## CHALLENGE
Scan the data for lines with "analysis" and report the count by itself.

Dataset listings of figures
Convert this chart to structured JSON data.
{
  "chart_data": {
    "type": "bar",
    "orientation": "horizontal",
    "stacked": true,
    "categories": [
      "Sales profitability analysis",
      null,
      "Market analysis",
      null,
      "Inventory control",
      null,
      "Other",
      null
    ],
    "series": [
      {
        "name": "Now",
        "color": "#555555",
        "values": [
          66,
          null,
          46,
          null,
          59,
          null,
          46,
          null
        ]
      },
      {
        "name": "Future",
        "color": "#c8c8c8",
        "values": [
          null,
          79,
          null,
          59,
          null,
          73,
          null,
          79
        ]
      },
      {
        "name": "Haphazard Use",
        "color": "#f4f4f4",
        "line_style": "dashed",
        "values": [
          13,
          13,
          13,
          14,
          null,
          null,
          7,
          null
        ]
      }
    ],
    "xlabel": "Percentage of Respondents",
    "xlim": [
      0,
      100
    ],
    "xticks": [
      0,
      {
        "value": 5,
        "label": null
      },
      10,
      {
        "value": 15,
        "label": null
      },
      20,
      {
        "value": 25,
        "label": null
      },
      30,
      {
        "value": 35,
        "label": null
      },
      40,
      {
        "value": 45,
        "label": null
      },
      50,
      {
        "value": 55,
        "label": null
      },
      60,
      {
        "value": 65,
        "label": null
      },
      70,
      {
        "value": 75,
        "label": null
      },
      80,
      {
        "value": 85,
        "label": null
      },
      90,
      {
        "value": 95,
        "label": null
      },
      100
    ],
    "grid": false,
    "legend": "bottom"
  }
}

## WORKED SOLUTION
2